- _TESTO PROPOSTO_:
------------------------
Catania, accoltella l’ex moglie e fugge: Platania arrestato dopo 14 ore

tentato femminicidio catania

La donna è in condizioni gravissime alla clinica Morgagni. L’uomo, scarcerato da poche settimane, è stato rintracciato dai carabinieri a Picanello e sarà interrogato dal procuratore Todaro.

È finita dopo 14 ore la fuga di Giovanni Platania, 56 anni, arrestato dai carabinieri a Picanello, non lontano dal luogo in cui ieri ha accoltellato l’ex moglie in via Villa Glori. L’uomo, con precedenti per furti e rapine e scarcerato l’8 marzo, avrebbe tentato invano di ricucire un matrimonio ormai chiuso. Il rifiuto della donna, 51 anni, avrebbe innescato la spirale di violenza culminata nell’aggressione davanti a un bazar del quartiere. La dinamica non è ancora chiara: resta da capire se vi sia stata una lite prima che Platania colpisse la vittima con un coltello da cucina, lasciando sull’asfalto un giubbotto intriso di sangue. Dopo l’attacco l’uomo è fuggito a piedi, abbandonando arma e scooter, mentre la titolare del negozio chiamava i soccorsi. La donna è ricoverata in condizioni gravissime alla clinica Morgagni, dopo un delicato intervento cardiochirurgico che ha coinvolto più équipe specialistiche. Ha riportato lesioni a diversi organi; è in terapia intensiva, in respiro spontaneo, costantemente monitorata. Platania è ora in caserma a piazza Verga, dove sarà interrogato dal procuratore aggiunto Liliana Todaro. La coppia ha quattro figli, uno minorenne. Secondo le prime indagini, il gesto sarebbe maturato in un contesto di forte conflittualità familiare.
------------------------
- _MATERIALE DI PARTENZA_:
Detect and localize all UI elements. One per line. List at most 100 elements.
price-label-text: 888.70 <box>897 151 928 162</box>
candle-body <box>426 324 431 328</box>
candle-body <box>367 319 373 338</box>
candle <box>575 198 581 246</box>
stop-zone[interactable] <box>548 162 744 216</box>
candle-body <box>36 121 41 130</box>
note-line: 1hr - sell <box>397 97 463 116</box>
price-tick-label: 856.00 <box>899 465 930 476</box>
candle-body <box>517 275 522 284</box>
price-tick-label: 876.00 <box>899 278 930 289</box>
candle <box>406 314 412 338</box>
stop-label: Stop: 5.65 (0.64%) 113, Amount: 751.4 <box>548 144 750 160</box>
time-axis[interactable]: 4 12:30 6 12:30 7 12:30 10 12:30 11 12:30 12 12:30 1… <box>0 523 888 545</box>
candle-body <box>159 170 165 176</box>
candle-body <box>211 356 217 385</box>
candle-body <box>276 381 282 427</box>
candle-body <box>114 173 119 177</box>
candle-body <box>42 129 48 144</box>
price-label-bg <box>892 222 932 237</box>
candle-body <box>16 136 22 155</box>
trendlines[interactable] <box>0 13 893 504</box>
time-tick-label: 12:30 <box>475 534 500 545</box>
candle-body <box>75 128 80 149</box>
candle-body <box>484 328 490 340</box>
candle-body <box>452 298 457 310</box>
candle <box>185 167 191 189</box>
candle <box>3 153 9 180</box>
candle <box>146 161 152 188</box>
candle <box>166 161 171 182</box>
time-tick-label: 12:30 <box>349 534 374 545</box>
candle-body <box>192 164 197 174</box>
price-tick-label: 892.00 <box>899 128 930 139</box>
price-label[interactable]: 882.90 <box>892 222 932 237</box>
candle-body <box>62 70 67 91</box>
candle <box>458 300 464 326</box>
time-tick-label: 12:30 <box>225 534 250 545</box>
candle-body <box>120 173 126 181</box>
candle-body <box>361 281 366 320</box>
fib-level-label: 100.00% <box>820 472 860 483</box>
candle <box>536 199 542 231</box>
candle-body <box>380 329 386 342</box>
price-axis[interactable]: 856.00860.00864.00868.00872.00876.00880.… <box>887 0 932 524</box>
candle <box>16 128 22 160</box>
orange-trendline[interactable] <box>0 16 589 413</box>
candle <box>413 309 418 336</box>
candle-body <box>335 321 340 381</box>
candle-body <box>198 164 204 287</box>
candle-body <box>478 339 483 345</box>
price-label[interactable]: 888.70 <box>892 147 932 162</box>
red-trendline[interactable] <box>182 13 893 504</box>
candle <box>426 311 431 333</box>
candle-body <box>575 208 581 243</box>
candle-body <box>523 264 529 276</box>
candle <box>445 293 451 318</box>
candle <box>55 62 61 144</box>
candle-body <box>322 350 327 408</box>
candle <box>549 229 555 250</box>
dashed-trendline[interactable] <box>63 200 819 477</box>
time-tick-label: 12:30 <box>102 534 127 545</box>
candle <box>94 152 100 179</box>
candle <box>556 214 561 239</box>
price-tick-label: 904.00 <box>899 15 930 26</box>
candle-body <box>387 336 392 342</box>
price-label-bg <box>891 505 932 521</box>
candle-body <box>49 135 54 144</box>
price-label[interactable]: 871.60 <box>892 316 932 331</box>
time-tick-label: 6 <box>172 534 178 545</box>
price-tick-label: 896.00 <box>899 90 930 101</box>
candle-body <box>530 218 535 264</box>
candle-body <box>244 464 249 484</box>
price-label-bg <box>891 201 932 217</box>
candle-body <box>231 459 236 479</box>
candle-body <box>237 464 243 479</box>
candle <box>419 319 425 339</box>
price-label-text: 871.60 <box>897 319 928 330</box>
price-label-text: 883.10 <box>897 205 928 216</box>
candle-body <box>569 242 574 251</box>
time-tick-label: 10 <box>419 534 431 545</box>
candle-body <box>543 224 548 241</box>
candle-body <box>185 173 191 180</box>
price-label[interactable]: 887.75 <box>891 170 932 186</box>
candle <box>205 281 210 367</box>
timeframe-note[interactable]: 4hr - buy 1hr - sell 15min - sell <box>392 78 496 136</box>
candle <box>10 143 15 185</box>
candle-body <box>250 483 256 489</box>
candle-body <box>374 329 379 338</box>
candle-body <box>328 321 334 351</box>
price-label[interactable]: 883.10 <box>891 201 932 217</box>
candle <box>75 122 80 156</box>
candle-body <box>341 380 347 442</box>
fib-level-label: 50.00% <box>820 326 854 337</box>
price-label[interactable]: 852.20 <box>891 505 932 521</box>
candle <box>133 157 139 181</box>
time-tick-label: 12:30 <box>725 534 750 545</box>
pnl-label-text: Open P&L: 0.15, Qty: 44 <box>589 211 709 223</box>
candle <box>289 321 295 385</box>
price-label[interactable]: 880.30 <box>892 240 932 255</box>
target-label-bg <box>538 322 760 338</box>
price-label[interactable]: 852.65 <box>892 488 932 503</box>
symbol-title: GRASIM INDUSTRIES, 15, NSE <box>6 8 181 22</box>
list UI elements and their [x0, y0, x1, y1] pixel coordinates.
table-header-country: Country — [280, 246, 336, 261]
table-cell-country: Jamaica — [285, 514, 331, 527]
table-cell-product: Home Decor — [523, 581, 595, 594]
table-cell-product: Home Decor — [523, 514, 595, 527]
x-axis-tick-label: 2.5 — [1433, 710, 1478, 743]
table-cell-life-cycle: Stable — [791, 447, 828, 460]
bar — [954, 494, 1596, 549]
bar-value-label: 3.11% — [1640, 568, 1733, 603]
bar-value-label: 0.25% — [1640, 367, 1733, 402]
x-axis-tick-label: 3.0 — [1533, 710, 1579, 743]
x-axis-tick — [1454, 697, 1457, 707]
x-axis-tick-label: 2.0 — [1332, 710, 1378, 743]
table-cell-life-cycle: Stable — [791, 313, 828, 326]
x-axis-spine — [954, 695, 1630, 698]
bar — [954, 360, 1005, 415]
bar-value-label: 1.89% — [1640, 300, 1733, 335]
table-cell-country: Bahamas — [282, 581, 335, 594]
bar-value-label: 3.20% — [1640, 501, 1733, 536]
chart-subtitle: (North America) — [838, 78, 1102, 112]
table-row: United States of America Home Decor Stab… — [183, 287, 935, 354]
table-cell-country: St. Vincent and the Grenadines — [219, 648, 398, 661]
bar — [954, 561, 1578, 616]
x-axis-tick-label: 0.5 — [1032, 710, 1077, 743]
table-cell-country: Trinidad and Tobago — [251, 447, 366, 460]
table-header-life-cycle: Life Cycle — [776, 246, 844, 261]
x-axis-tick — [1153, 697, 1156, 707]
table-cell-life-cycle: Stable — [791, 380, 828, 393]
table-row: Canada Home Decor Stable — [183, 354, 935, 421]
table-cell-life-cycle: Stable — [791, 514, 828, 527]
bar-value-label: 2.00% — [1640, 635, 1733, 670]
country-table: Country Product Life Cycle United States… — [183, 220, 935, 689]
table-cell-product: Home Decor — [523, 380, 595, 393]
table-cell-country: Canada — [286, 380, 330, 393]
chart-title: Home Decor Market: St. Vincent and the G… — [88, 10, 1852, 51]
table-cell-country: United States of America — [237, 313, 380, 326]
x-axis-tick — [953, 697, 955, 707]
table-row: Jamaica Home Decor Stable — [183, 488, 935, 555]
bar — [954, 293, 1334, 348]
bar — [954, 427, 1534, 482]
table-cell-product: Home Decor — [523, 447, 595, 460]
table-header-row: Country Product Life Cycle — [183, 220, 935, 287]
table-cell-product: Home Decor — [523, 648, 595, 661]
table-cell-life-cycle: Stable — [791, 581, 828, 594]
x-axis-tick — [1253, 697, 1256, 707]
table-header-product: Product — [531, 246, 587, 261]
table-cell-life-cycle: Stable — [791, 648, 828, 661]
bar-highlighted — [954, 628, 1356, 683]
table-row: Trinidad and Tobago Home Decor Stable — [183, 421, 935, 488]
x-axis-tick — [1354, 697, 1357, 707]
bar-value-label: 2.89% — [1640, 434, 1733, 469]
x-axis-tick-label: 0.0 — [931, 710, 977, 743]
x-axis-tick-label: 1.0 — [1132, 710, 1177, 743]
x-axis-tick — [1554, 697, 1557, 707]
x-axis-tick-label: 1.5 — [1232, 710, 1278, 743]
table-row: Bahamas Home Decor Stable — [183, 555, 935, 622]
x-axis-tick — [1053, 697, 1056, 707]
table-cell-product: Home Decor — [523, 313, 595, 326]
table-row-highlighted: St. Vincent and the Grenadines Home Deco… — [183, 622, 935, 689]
------------------------
- _COSA FARE_:
1) Ricopia dall'articolo sull'accoltellamento di Catania il passo che va da "tentato femminicidio catania" a "dal procuratore Todaro.".
2) Elenca tutti i luoghi che l'articolo sull'accoltellamento di Catania indica con un nome proprio.

- _RISPOSTE NUMERATE_:
1)
tentato femminicidio catania

La donna è in condizioni gravissime alla clinica Morgagni. L’uomo, scarcerato da poche settimane, è stato rintracciato dai carabinieri a Picanello e sarà interrogato dal procuratore Todaro.

2) Catania, Picanello, via Villa Glori, clinica Morgagni, piazza Verga